[Dataset items]
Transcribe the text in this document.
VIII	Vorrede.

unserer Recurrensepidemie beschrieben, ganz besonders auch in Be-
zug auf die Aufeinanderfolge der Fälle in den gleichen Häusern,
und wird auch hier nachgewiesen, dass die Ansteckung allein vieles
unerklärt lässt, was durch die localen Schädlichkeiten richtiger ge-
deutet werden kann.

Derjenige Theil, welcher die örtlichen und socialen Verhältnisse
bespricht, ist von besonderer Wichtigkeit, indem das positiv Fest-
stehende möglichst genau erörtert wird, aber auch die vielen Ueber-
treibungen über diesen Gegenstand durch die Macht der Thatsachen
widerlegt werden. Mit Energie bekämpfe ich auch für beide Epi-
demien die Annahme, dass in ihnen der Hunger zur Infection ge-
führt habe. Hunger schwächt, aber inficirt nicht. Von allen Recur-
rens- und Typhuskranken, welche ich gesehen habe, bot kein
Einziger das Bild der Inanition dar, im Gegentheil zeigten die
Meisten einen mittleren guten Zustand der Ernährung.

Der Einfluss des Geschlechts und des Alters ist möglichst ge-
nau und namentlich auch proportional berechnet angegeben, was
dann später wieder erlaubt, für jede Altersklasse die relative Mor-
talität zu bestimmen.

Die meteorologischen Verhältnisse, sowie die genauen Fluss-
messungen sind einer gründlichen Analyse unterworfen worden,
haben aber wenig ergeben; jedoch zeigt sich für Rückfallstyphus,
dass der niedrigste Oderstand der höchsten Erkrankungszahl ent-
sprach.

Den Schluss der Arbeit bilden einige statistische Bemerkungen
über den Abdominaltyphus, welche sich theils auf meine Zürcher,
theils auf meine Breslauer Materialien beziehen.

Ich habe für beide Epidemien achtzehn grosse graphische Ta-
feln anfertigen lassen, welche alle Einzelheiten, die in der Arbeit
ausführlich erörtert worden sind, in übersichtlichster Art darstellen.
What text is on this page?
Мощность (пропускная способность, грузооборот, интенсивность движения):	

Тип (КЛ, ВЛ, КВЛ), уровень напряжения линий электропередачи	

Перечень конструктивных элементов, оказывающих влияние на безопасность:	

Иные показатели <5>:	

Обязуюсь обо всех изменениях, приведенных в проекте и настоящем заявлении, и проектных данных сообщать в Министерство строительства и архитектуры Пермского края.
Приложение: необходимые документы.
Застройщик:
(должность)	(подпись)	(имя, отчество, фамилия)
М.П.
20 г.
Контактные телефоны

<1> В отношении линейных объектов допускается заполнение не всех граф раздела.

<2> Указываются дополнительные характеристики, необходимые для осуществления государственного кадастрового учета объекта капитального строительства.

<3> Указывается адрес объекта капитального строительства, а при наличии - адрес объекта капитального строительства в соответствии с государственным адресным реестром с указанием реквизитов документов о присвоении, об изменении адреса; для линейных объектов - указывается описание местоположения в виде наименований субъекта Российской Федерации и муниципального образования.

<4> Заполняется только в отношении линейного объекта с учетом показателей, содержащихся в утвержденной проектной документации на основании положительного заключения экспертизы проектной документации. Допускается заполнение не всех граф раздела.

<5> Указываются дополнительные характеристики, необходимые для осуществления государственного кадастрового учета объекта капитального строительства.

---

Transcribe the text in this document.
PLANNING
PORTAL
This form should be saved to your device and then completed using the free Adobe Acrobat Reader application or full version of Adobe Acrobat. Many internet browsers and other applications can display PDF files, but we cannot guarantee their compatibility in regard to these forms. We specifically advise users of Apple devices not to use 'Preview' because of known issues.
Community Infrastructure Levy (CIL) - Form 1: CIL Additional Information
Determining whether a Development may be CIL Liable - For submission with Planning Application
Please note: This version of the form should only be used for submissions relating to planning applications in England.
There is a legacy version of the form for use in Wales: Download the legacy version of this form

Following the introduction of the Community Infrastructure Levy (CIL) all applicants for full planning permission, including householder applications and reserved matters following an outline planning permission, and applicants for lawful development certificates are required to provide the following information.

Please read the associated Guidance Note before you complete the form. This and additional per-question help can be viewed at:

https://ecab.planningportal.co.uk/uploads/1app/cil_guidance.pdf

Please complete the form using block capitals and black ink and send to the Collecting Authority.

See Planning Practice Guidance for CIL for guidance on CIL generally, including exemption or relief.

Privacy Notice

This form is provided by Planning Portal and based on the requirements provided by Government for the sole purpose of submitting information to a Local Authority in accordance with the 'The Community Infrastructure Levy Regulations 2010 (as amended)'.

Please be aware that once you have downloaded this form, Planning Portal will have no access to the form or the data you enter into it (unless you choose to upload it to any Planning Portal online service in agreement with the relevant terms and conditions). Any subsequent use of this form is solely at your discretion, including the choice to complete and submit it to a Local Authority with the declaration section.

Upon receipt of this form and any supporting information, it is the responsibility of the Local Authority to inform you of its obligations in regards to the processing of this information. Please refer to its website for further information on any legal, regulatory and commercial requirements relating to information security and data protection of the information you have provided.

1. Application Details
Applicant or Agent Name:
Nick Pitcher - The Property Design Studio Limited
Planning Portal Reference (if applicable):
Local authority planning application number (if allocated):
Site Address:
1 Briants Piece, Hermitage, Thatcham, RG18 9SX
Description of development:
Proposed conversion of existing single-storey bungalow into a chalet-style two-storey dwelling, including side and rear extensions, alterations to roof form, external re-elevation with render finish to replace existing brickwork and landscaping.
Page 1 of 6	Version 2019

* TO BE DONE *
Consider the entries above and return each line with the string "dass".

* EXPECTED OUTPUT *
und wird auch hier nachgewiesen, dass die Ansteckung allein vieles
demien die Annahme, dass in ihnen der Hunger zur Infection ge-
dass der niedrigste Oderstand der höchsten Erkrankungszahl ent-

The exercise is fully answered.